Problem to work on -
What is the count of lines that hold the word "перекачки"? Give only the number.
----
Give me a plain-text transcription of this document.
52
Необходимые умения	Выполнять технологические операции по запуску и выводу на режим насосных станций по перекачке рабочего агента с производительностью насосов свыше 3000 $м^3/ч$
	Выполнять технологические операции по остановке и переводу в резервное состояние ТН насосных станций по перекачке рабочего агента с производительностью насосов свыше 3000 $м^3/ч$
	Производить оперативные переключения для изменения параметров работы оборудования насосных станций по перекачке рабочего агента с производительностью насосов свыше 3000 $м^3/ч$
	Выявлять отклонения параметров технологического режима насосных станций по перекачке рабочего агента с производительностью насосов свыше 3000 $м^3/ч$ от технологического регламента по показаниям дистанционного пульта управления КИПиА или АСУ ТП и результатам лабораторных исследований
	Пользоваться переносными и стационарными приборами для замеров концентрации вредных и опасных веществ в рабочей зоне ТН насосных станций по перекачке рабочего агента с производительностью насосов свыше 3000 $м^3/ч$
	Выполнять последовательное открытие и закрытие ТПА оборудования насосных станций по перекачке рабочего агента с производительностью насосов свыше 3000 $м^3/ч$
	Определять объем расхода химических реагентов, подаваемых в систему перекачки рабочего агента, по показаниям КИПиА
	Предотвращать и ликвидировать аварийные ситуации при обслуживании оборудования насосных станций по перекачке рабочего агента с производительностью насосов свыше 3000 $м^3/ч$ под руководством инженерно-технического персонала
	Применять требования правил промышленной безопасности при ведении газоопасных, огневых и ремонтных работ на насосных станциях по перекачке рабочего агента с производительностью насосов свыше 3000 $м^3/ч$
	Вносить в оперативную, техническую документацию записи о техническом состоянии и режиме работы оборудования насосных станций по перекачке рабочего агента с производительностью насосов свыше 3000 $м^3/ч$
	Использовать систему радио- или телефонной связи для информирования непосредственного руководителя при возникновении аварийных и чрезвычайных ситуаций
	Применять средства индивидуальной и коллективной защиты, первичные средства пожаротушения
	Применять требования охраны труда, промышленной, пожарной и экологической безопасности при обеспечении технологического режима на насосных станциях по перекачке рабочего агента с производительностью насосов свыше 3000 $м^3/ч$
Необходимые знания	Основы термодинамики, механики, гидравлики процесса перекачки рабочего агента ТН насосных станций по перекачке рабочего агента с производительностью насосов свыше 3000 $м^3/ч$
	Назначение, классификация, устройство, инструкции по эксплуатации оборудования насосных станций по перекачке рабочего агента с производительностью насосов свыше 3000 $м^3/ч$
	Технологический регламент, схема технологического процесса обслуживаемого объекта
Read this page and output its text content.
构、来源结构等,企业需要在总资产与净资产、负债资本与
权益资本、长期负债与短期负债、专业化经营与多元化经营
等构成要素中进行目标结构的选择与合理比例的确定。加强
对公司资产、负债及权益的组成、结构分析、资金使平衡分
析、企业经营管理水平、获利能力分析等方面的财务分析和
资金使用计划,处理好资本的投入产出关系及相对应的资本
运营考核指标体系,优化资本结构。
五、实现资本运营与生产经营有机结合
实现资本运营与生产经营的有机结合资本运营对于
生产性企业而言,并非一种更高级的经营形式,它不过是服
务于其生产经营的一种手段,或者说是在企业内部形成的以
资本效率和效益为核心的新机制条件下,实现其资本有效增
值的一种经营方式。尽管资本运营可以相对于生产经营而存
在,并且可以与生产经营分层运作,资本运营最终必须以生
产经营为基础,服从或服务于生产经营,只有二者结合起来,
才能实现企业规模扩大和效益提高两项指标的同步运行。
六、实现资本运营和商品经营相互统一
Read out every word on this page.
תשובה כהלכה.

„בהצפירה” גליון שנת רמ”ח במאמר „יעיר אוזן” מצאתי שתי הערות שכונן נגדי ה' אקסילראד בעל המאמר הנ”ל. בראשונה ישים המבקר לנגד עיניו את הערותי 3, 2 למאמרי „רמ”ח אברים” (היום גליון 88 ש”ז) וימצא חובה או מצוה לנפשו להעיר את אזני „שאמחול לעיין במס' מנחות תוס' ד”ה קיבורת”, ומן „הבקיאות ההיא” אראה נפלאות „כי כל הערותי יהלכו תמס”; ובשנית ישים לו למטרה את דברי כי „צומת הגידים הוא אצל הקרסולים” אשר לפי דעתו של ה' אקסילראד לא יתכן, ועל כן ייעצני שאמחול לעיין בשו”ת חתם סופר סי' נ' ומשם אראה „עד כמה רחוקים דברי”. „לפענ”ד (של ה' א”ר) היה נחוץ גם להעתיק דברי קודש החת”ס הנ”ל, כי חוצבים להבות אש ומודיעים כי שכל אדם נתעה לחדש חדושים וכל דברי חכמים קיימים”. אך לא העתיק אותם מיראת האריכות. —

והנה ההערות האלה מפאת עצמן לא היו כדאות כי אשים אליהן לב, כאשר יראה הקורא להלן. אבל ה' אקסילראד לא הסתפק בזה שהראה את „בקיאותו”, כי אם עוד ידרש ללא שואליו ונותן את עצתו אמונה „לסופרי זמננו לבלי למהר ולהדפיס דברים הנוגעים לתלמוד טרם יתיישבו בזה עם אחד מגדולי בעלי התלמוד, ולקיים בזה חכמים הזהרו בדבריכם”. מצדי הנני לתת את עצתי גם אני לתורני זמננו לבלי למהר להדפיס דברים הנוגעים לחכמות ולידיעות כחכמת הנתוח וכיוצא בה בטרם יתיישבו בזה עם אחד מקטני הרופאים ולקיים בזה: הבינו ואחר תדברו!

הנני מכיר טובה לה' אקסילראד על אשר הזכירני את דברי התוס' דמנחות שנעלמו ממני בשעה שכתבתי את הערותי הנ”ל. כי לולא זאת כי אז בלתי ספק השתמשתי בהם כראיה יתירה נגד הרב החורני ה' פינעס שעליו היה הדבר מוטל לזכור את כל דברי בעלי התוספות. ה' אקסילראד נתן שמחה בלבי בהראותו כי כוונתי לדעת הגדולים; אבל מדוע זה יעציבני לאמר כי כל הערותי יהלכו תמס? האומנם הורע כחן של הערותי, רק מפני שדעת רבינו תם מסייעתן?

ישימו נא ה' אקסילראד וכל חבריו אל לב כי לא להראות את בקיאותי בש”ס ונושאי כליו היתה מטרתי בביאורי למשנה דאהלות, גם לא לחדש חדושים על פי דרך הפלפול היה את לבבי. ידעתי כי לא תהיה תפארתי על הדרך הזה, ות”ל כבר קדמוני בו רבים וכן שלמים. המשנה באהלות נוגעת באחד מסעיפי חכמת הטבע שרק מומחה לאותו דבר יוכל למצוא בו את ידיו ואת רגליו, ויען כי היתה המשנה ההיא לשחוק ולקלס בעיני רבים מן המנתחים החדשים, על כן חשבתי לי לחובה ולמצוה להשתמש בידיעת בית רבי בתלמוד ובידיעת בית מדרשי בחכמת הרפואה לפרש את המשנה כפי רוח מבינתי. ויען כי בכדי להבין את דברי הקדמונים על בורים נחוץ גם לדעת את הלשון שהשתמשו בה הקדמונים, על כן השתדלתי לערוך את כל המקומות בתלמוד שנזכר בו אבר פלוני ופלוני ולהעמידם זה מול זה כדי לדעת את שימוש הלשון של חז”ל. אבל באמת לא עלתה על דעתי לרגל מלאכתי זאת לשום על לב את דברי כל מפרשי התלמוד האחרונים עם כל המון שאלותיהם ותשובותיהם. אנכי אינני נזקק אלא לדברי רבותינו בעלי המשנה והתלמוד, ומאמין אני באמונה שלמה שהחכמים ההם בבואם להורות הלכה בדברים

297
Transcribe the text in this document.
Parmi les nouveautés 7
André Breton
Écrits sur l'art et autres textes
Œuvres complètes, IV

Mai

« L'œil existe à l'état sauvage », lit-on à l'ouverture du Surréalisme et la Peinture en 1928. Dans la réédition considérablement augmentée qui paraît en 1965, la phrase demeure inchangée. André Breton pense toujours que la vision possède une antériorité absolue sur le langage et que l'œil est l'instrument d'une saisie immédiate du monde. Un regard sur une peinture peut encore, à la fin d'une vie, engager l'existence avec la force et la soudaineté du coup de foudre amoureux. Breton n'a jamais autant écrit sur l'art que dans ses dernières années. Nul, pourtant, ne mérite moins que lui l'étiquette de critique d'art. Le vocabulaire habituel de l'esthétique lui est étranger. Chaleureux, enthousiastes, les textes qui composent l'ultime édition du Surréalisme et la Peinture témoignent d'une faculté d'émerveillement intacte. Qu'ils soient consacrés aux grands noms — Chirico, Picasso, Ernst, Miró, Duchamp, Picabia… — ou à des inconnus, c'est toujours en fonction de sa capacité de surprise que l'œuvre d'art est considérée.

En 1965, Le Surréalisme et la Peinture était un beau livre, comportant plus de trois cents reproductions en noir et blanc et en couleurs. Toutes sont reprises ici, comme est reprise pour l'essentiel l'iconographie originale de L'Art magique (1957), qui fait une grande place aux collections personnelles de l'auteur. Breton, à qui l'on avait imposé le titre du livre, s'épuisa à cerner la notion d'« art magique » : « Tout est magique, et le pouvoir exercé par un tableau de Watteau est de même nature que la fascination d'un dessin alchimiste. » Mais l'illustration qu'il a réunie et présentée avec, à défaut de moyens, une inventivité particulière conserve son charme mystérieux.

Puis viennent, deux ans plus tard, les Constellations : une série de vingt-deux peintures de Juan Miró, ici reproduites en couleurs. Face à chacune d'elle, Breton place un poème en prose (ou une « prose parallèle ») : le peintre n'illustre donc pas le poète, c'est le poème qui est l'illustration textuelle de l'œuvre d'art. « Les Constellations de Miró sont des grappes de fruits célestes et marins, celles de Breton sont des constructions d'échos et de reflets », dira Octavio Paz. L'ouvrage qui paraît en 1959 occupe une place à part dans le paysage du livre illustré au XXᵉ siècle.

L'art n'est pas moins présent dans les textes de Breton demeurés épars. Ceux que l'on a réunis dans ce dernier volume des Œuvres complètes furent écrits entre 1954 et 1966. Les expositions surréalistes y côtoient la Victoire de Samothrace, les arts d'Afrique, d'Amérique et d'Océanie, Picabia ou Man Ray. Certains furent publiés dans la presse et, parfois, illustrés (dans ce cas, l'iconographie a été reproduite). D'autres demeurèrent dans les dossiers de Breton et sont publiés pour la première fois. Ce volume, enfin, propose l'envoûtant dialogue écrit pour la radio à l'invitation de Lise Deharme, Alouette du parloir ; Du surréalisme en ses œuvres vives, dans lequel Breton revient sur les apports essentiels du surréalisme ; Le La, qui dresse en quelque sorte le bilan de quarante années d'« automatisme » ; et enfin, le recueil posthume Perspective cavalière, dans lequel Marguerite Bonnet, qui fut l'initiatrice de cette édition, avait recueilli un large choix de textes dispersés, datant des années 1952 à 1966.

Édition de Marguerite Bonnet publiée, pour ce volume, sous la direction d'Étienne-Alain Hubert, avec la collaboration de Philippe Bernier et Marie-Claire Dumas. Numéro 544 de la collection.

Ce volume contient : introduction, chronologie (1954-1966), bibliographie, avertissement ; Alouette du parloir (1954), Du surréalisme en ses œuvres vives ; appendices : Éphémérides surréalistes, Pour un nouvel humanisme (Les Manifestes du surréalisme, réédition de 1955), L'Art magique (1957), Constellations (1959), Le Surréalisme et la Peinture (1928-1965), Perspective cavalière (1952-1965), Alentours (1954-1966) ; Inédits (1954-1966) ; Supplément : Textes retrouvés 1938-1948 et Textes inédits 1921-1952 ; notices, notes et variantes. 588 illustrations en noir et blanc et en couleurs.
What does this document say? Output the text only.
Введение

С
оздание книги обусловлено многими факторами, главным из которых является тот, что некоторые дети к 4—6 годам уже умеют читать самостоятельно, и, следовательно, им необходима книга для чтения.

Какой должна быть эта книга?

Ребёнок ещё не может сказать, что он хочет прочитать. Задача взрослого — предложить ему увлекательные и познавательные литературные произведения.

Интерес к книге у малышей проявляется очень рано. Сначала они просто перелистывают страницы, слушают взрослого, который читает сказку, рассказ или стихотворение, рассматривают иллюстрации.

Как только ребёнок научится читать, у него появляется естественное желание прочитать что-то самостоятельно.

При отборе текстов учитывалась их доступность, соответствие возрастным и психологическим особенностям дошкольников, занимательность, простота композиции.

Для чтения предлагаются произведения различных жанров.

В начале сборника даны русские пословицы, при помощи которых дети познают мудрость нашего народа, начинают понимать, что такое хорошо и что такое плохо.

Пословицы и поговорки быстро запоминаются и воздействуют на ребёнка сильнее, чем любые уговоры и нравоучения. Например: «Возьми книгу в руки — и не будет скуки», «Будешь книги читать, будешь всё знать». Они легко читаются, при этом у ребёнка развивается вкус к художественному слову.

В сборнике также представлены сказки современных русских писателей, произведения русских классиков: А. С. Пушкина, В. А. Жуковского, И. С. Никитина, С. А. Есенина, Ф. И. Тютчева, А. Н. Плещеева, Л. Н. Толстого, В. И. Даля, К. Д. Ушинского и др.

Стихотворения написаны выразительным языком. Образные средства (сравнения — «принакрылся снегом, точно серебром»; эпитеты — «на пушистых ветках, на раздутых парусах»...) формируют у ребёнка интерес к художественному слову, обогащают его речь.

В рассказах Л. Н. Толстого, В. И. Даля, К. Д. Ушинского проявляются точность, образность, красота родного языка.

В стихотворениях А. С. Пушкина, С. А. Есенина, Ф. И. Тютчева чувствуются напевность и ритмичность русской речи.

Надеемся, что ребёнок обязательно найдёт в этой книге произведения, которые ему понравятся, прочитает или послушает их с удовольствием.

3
----
Answer to this problem -
2